**Set problem:**
Give a verbatim copy of the lines below, minus the pictures.

========================

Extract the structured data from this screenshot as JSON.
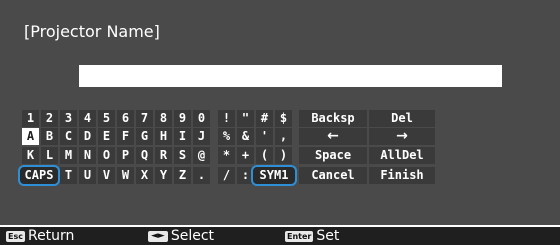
{
  "dialog": {
    "title": "[Projector Name]",
    "name_value": ""
  },
  "keyboard": {
    "rows": [
      [
        "1",
        "2",
        "3",
        "4",
        "5",
        "6",
        "7",
        "8",
        "9",
        "0",
        "!",
        "\"",
        "#",
        "$",
        "Backsp",
        "Del"
      ],
      [
        "A",
        "B",
        "C",
        "D",
        "E",
        "F",
        "G",
        "H",
        "I",
        "J",
        "%",
        "&",
        "'",
        ",",
        "←",
        "→"
      ],
      [
        "K",
        "L",
        "M",
        "N",
        "O",
        "P",
        "Q",
        "R",
        "S",
        "@",
        "*",
        "+",
        "(",
        ")",
        "Space",
        "AllDel"
      ],
      [
        "CAPS",
        "T",
        "U",
        "V",
        "W",
        "X",
        "Y",
        "Z",
        ".",
        "/",
        ":",
        "SYM1",
        "Cancel",
        "Finish"
      ]
    ],
    "selected_key": "A",
    "highlighted_keys": [
      "CAPS",
      "SYM1"
    ]
  },
  "footer": {
    "return": {
      "key": "Esc",
      "label": "Return"
    },
    "select": {
      "key": "◄►",
      "label": "Select"
    },
    "set": {
      "key": "Enter",
      "label": "Set"
    }
  },
  "colors": {
    "panel": "#4a4a4a",
    "highlight_ring": "#2f8fd6",
    "footer": "#1f1f1f"
  }
}
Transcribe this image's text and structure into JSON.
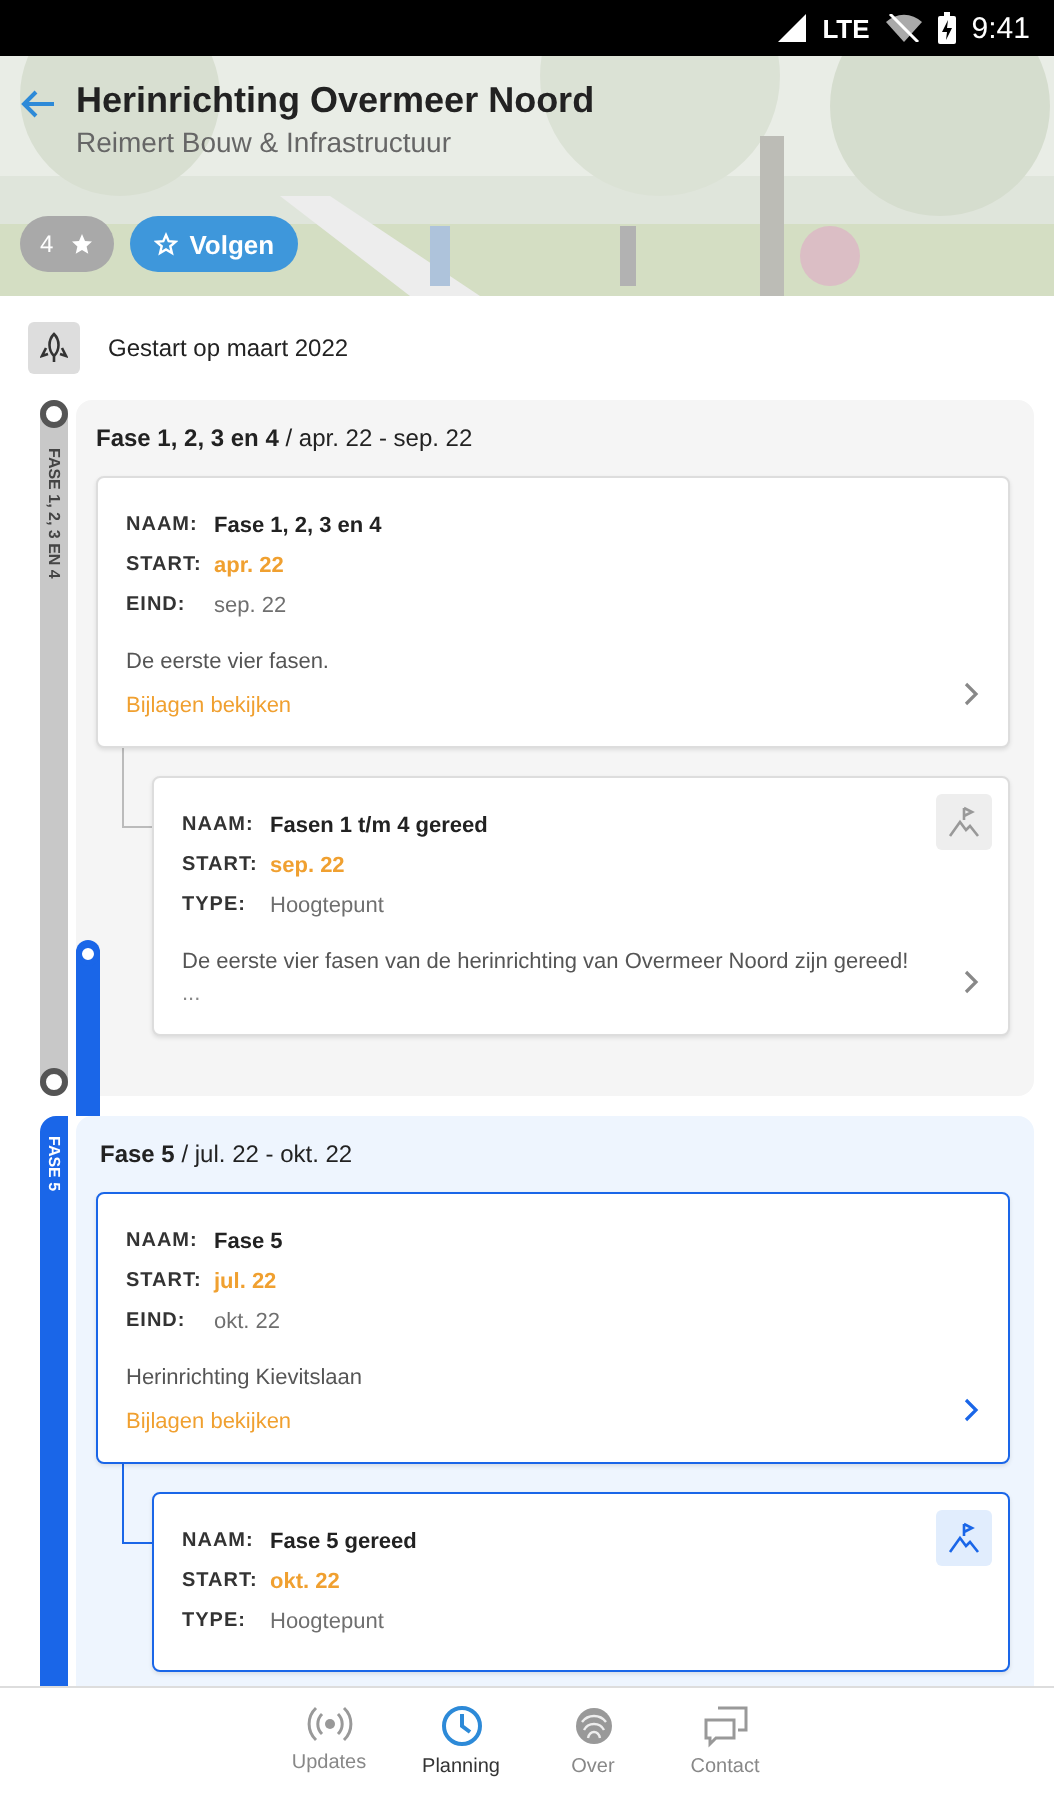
{
  "status_bar": {
    "network": "LTE",
    "time": "9:41"
  },
  "header": {
    "title": "Herinrichting Overmeer Noord",
    "subtitle": "Reimert Bouw & Infrastructuur",
    "rating": "4",
    "follow_label": "Volgen"
  },
  "start_info": "Gestart op maart 2022",
  "phases": [
    {
      "rail_label": "FASE 1, 2, 3 EN 4",
      "title": "Fase 1, 2, 3 en 4",
      "separator": "/",
      "period": "apr. 22 - sep. 22",
      "active": false,
      "cards": [
        {
          "kind": "phase",
          "fields": [
            {
              "kind": "name",
              "label": "NAAM:",
              "value": "Fase 1, 2, 3 en 4"
            },
            {
              "kind": "start",
              "label": "START:",
              "value": "apr. 22"
            },
            {
              "kind": "end",
              "label": "EIND:",
              "value": "sep. 22"
            }
          ],
          "description": "De eerste vier fasen.",
          "link": "Bijlagen bekijken"
        },
        {
          "kind": "milestone",
          "fields": [
            {
              "kind": "name",
              "label": "NAAM:",
              "value": "Fasen 1 t/m 4 gereed"
            },
            {
              "kind": "start",
              "label": "START:",
              "value": "sep. 22"
            },
            {
              "kind": "end",
              "label": "TYPE:",
              "value": "Hoogtepunt"
            }
          ],
          "description": "De eerste vier fasen van de herinrichting van Overmeer Noord zijn gereed!",
          "more": "..."
        }
      ]
    },
    {
      "rail_label": "FASE 5",
      "title": "Fase 5",
      "separator": "/",
      "period": "jul. 22 - okt. 22",
      "active": true,
      "cards": [
        {
          "kind": "phase",
          "fields": [
            {
              "kind": "name",
              "label": "NAAM:",
              "value": "Fase 5"
            },
            {
              "kind": "start",
              "label": "START:",
              "value": "jul. 22"
            },
            {
              "kind": "end",
              "label": "EIND:",
              "value": "okt. 22"
            }
          ],
          "description": "Herinrichting Kievitslaan",
          "link": "Bijlagen bekijken"
        },
        {
          "kind": "milestone",
          "fields": [
            {
              "kind": "name",
              "label": "NAAM:",
              "value": "Fase 5 gereed"
            },
            {
              "kind": "start",
              "label": "START:",
              "value": "okt. 22"
            },
            {
              "kind": "end",
              "label": "TYPE:",
              "value": "Hoogtepunt"
            }
          ]
        }
      ]
    }
  ],
  "nav": [
    {
      "kind": "updates",
      "label": "Updates",
      "selected": false
    },
    {
      "kind": "planning",
      "label": "Planning",
      "selected": true
    },
    {
      "kind": "about",
      "label": "Over",
      "selected": false
    },
    {
      "kind": "contact",
      "label": "Contact",
      "selected": false
    }
  ]
}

========================

**Response to the task:**
Extract the structured data from this screenshot as JSON.
{
  "dialog": {
    "title": "[Projector Name]",
    "name_value": ""
  },
  "keyboard": {
    "rows": [
      [
        "1",
        "2",
        "3",
        "4",
        "5",
        "6",
        "7",
        "8",
        "9",
        "0",
        "!",
        "\"",
        "#",
        "$",
        "Backsp",
        "Del"
      ],
      [
        "A",
        "B",
        "C",
        "D",
        "E",
        "F",
        "G",
        "H",
        "I",
        "J",
        "%",
        "&",
        "'",
        ",",
        "←",
        "→"
      ],
      [
        "K",
        "L",
        "M",
        "N",
        "O",
        "P",
        "Q",
        "R",
        "S",
        "@",
        "*",
        "+",
        "(",
        ")",
        "Space",
        "AllDel"
      ],
      [
        "CAPS",
        "T",
        "U",
        "V",
        "W",
        "X",
        "Y",
        "Z",
        ".",
        "/",
        ":",
        "SYM1",
        "Cancel",
        "Finish"
      ]
    ],
    "selected_key": "A",
    "highlighted_keys": [
      "CAPS",
      "SYM1"
    ]
  },
  "footer": {
    "return": {
      "key": "Esc",
      "label": "Return"
    },
    "select": {
      "key": "◄►",
      "label": "Select"
    },
    "set": {
      "key": "Enter",
      "label": "Set"
    }
  },
  "colors": {
    "panel": "#4a4a4a",
    "highlight_ring": "#2f8fd6",
    "footer": "#1f1f1f"
  }
}
Transcribe this image's text and structure into JSON.
{
  "status_bar": {
    "network": "LTE",
    "time": "9:41"
  },
  "header": {
    "title": "Herinrichting Overmeer Noord",
    "subtitle": "Reimert Bouw & Infrastructuur",
    "rating": "4",
    "follow_label": "Volgen"
  },
  "start_info": "Gestart op maart 2022",
  "phases": [
    {
      "rail_label": "FASE 1, 2, 3 EN 4",
      "title": "Fase 1, 2, 3 en 4",
      "separator": "/",
      "period": "apr. 22 - sep. 22",
      "active": false,
      "cards": [
        {
          "kind": "phase",
          "fields": [
            {
              "kind": "name",
              "label": "NAAM:",
              "value": "Fase 1, 2, 3 en 4"
            },
            {
              "kind": "start",
              "label": "START:",
              "value": "apr. 22"
            },
            {
              "kind": "end",
              "label": "EIND:",
              "value": "sep. 22"
            }
          ],
          "description": "De eerste vier fasen.",
          "link": "Bijlagen bekijken"
        },
        {
          "kind": "milestone",
          "fields": [
            {
              "kind": "name",
              "label": "NAAM:",
              "value": "Fasen 1 t/m 4 gereed"
            },
            {
              "kind": "start",
              "label": "START:",
              "value": "sep. 22"
            },
            {
              "kind": "end",
              "label": "TYPE:",
              "value": "Hoogtepunt"
            }
          ],
          "description": "De eerste vier fasen van de herinrichting van Overmeer Noord zijn gereed!",
          "more": "..."
        }
      ]
    },
    {
      "rail_label": "FASE 5",
      "title": "Fase 5",
      "separator": "/",
      "period": "jul. 22 - okt. 22",
      "active": true,
      "cards": [
        {
          "kind": "phase",
          "fields": [
            {
              "kind": "name",
              "label": "NAAM:",
              "value": "Fase 5"
            },
            {
              "kind": "start",
              "label": "START:",
              "value": "jul. 22"
            },
            {
              "kind": "end",
              "label": "EIND:",
              "value": "okt. 22"
            }
          ],
          "description": "Herinrichting Kievitslaan",
          "link": "Bijlagen bekijken"
        },
        {
          "kind": "milestone",
          "fields": [
            {
              "kind": "name",
              "label": "NAAM:",
              "value": "Fase 5 gereed"
            },
            {
              "kind": "start",
              "label": "START:",
              "value": "okt. 22"
            },
            {
              "kind": "end",
              "label": "TYPE:",
              "value": "Hoogtepunt"
            }
          ]
        }
      ]
    }
  ],
  "nav": [
    {
      "kind": "updates",
      "label": "Updates",
      "selected": false
    },
    {
      "kind": "planning",
      "label": "Planning",
      "selected": true
    },
    {
      "kind": "about",
      "label": "Over",
      "selected": false
    },
    {
      "kind": "contact",
      "label": "Contact",
      "selected": false
    }
  ]
}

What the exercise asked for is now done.